▸ AIM
Find the line containing "What's the underlying" in the material below; copy that line and all following lines exactly.
— Start of PROVIDED DATA —
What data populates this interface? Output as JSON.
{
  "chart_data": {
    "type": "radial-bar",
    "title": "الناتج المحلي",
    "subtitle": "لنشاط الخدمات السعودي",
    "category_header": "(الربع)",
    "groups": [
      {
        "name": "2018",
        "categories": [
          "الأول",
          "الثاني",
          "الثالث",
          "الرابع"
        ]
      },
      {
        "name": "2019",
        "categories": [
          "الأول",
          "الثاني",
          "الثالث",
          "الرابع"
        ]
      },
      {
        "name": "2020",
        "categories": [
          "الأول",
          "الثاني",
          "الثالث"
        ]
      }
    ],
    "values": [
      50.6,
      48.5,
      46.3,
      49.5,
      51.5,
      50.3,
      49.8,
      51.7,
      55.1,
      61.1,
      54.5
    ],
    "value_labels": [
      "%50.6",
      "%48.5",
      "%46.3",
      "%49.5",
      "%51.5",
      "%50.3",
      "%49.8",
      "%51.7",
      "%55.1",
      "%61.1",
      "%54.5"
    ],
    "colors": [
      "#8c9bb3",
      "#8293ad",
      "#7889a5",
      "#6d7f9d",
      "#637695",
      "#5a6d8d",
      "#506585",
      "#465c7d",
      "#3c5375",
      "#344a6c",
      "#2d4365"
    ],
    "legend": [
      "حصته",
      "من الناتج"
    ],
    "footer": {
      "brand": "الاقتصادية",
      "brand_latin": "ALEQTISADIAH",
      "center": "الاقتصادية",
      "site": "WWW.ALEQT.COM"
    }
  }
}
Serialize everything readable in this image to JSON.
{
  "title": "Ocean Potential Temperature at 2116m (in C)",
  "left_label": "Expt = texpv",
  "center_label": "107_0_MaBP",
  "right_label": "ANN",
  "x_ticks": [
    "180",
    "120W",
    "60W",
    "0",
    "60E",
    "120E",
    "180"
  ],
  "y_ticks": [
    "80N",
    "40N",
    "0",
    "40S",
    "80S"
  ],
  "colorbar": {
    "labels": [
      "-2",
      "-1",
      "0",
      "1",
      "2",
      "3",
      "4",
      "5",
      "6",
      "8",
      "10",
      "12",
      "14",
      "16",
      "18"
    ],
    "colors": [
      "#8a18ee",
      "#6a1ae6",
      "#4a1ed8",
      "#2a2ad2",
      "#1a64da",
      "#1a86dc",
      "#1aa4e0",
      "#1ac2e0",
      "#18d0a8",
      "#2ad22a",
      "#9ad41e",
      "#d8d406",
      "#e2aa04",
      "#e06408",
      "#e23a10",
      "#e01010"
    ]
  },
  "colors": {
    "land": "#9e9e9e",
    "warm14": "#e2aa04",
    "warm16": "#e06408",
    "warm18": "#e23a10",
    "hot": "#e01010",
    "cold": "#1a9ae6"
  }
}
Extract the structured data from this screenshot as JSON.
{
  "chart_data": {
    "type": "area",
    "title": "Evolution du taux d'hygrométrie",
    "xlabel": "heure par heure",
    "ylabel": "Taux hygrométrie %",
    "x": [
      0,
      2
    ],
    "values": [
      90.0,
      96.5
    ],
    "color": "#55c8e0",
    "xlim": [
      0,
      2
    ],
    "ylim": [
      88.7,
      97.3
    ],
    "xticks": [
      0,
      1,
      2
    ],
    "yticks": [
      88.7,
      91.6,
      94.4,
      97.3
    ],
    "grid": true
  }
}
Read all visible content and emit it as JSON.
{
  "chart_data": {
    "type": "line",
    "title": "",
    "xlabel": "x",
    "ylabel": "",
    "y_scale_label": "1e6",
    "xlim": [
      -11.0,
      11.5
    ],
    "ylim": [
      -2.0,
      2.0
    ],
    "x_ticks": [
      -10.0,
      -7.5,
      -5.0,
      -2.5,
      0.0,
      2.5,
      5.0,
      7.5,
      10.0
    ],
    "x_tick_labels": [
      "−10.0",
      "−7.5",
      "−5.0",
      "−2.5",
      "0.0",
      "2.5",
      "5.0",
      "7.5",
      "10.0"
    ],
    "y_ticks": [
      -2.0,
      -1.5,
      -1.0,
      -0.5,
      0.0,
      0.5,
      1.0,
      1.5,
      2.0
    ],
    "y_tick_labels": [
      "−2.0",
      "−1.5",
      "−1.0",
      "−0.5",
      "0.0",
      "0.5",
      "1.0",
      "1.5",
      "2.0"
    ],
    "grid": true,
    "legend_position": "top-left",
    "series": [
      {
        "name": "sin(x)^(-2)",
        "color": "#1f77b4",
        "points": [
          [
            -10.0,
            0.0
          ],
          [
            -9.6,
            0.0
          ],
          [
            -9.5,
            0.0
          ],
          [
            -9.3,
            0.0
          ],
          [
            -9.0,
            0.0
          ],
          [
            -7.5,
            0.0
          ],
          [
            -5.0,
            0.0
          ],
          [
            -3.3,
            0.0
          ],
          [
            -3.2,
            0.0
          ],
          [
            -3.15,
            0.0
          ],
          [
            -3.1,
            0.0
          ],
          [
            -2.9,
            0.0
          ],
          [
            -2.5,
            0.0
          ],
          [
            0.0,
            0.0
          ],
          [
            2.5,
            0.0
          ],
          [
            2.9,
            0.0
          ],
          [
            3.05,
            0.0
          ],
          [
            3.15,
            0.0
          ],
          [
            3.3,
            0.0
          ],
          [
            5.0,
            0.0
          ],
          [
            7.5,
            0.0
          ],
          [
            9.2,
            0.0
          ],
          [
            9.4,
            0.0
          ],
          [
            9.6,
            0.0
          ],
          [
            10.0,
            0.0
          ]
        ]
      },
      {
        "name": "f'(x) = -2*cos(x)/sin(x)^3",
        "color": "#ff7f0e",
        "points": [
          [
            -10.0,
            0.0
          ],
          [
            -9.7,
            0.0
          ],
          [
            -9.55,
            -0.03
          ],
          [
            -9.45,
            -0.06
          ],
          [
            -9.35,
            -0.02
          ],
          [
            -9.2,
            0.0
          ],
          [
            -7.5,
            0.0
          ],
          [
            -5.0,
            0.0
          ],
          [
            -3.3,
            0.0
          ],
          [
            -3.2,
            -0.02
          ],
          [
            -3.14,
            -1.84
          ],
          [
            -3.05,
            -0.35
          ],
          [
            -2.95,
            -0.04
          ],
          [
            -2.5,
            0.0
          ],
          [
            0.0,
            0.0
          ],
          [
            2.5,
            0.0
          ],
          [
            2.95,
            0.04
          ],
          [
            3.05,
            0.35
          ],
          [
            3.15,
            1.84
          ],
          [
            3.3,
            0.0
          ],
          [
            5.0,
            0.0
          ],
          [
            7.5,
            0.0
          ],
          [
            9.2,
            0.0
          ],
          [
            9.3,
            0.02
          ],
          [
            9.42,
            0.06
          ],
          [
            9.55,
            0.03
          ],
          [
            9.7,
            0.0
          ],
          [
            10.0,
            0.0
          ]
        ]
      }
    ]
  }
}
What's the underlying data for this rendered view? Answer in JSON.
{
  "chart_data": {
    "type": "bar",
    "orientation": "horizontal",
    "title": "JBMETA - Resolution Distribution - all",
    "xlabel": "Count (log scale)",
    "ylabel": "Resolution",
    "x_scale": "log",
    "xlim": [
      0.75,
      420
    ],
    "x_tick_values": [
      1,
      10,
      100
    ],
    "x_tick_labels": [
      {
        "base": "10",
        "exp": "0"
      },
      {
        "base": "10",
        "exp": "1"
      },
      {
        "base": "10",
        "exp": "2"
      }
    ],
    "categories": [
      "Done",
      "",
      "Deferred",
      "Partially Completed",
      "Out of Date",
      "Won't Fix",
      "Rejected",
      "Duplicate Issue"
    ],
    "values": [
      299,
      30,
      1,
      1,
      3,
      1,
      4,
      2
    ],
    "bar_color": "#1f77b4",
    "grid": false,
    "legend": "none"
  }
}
— End of PROVIDED DATA —
▸ ANSWER TO THE EXERCISE
What's the underlying data for this rendered view? Answer in JSON.
{
  "chart_data": {
    "type": "bar",
    "orientation": "horizontal",
    "title": "JBMETA - Resolution Distribution - all",
    "xlabel": "Count (log scale)",
    "ylabel": "Resolution",
    "x_scale": "log",
    "xlim": [
      0.75,
      420
    ],
    "x_tick_values": [
      1,
      10,
      100
    ],
    "x_tick_labels": [
      {
        "base": "10",
        "exp": "0"
      },
      {
        "base": "10",
        "exp": "1"
      },
      {
        "base": "10",
        "exp": "2"
      }
    ],
    "categories": [
      "Done",
      "",
      "Deferred",
      "Partially Completed",
      "Out of Date",
      "Won't Fix",
      "Rejected",
      "Duplicate Issue"
    ],
    "values": [
      299,
      30,
      1,
      1,
      3,
      1,
      4,
      2
    ],
    "bar_color": "#1f77b4",
    "grid": false,
    "legend": "none"
  }
}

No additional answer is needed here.